■ Your instructions
Copy out all lines carrying the word "aplikacje".

(Records from a collection)
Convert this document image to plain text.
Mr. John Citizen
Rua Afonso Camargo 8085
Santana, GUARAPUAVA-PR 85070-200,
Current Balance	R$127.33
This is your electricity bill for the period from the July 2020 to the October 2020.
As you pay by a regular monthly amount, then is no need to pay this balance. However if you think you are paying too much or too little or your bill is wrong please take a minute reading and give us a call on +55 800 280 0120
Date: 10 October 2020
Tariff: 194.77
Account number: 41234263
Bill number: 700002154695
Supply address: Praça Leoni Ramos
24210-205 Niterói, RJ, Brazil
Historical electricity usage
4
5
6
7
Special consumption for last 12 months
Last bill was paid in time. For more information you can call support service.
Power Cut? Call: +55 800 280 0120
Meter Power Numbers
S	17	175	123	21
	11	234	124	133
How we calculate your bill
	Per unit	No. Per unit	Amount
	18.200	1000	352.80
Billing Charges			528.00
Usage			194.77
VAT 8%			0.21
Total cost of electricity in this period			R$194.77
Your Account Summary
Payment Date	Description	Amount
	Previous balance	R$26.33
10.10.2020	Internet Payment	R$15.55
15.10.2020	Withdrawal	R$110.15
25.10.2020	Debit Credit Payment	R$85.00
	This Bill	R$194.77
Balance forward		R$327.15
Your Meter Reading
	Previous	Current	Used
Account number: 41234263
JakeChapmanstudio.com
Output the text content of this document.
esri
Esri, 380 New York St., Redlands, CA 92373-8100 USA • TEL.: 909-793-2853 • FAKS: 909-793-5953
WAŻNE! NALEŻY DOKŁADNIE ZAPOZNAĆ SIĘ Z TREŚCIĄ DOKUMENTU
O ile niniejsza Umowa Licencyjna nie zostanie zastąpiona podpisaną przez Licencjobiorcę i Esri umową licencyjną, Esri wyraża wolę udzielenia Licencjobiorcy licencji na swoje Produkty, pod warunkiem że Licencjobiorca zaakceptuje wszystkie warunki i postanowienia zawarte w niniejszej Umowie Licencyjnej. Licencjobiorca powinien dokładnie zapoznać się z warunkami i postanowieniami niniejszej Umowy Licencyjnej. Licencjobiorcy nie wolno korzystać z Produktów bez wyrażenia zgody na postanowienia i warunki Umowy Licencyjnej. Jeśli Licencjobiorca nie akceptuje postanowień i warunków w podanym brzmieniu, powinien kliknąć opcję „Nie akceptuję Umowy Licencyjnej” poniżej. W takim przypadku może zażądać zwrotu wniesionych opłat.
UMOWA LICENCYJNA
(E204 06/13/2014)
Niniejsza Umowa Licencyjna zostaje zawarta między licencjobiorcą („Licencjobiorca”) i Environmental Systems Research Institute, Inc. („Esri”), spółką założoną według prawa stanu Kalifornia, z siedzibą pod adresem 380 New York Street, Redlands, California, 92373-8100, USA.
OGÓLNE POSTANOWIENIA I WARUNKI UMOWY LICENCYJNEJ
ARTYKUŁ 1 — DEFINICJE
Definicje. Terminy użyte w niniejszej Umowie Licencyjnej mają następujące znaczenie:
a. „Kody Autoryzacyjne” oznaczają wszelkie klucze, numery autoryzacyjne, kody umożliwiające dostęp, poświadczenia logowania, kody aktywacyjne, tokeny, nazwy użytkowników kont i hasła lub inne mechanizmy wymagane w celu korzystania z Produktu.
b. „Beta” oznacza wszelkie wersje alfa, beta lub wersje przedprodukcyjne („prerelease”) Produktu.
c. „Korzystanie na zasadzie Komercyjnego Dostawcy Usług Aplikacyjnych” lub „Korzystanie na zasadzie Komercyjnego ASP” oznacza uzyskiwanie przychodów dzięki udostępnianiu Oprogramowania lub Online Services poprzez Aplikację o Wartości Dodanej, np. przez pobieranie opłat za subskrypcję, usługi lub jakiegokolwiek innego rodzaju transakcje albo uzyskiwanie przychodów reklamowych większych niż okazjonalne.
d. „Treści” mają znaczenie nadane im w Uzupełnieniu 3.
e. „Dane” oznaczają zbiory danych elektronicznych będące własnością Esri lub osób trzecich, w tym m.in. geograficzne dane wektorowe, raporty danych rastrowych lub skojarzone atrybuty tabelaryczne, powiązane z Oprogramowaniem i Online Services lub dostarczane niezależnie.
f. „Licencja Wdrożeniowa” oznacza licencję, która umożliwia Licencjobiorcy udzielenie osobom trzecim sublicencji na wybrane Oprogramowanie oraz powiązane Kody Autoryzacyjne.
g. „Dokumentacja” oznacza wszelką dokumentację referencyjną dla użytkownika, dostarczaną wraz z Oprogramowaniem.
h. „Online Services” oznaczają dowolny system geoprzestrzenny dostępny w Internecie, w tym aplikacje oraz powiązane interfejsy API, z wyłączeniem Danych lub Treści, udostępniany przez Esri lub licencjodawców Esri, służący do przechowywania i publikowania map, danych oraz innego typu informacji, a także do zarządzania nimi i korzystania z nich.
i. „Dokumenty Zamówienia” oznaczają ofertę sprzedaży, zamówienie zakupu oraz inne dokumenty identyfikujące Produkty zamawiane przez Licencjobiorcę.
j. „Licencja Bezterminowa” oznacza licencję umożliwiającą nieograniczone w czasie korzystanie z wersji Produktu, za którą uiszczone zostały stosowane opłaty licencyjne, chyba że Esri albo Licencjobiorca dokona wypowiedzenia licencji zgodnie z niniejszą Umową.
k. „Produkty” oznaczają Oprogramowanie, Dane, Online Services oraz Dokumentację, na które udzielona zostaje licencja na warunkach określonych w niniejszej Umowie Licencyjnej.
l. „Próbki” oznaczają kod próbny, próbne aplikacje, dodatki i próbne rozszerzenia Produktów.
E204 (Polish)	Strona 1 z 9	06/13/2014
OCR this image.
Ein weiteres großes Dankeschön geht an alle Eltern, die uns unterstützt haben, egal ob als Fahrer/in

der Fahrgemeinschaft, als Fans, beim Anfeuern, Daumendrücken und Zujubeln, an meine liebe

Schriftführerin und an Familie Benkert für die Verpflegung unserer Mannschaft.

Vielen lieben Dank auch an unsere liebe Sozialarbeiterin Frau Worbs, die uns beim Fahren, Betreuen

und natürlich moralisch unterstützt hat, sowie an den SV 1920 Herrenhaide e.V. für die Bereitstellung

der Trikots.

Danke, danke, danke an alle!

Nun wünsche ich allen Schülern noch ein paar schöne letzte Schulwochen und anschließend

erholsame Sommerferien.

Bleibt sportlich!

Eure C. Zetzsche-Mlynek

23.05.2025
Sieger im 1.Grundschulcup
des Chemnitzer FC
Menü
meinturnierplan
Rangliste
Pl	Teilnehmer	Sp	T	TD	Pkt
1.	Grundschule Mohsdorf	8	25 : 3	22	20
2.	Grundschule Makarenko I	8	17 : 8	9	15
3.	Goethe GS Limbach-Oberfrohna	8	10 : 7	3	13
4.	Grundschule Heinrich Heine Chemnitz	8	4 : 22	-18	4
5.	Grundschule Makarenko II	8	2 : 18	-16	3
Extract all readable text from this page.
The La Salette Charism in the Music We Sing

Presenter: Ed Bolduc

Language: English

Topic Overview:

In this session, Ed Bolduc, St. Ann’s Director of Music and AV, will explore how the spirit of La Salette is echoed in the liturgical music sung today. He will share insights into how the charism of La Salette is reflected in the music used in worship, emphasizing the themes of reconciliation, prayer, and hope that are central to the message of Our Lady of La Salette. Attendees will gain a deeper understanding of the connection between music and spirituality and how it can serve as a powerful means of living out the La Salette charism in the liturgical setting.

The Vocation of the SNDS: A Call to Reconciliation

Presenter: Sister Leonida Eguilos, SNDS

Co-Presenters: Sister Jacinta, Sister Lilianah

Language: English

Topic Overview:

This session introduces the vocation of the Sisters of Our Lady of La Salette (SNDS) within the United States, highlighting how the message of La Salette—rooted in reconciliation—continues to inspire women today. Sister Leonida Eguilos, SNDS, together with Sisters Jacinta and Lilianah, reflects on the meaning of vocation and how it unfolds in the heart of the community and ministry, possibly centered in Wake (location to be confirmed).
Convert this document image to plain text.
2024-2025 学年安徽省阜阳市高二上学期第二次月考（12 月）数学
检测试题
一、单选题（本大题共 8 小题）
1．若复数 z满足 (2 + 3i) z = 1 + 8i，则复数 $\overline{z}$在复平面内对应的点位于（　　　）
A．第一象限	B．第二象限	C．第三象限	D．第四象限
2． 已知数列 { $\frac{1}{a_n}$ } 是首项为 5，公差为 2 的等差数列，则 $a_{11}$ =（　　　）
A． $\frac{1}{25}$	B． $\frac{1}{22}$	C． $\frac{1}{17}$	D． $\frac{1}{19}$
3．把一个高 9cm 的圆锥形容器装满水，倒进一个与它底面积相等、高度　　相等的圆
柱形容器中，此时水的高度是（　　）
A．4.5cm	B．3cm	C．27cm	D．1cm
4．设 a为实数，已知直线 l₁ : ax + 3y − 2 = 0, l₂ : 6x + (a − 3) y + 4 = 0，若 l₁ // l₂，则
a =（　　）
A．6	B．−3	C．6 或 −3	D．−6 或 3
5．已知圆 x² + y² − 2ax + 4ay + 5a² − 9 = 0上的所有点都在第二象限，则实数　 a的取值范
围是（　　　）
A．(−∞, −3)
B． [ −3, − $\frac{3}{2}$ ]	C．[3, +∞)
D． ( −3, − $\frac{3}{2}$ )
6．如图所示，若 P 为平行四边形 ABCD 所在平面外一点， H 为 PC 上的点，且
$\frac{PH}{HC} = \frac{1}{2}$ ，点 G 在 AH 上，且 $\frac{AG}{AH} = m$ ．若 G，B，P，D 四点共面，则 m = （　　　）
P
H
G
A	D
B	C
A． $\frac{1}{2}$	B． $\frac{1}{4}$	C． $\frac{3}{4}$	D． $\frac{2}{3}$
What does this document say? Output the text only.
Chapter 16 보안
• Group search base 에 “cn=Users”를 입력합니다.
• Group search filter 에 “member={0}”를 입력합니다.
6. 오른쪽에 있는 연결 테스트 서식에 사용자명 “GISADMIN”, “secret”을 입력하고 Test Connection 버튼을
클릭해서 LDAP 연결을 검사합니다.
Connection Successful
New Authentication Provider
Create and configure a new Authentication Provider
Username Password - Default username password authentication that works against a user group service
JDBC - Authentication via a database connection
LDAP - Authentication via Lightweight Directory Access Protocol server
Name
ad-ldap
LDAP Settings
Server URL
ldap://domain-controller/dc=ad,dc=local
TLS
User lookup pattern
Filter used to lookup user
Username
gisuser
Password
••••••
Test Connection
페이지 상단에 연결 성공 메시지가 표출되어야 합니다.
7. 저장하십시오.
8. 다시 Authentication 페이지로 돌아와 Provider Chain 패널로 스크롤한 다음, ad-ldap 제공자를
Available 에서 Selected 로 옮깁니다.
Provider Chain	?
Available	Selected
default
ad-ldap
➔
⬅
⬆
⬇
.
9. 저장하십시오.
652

■ Result of the exercise
h. „Online Services” oznaczają dowolny system geoprzestrzenny dostępny w Internecie, w tym aplikacje oraz powiązane interfejsy API, z wyłączeniem Danych lub Treści, udostępniany przez Esri lub licencjodawców Esri, służący do przechowywania i publikowania map, danych oraz innego typu informacji, a także do zarządzania nimi i korzystania z nich.
l. „Próbki” oznaczają kod próbny, próbne aplikacje, dodatki i próbne rozszerzenia Produktów.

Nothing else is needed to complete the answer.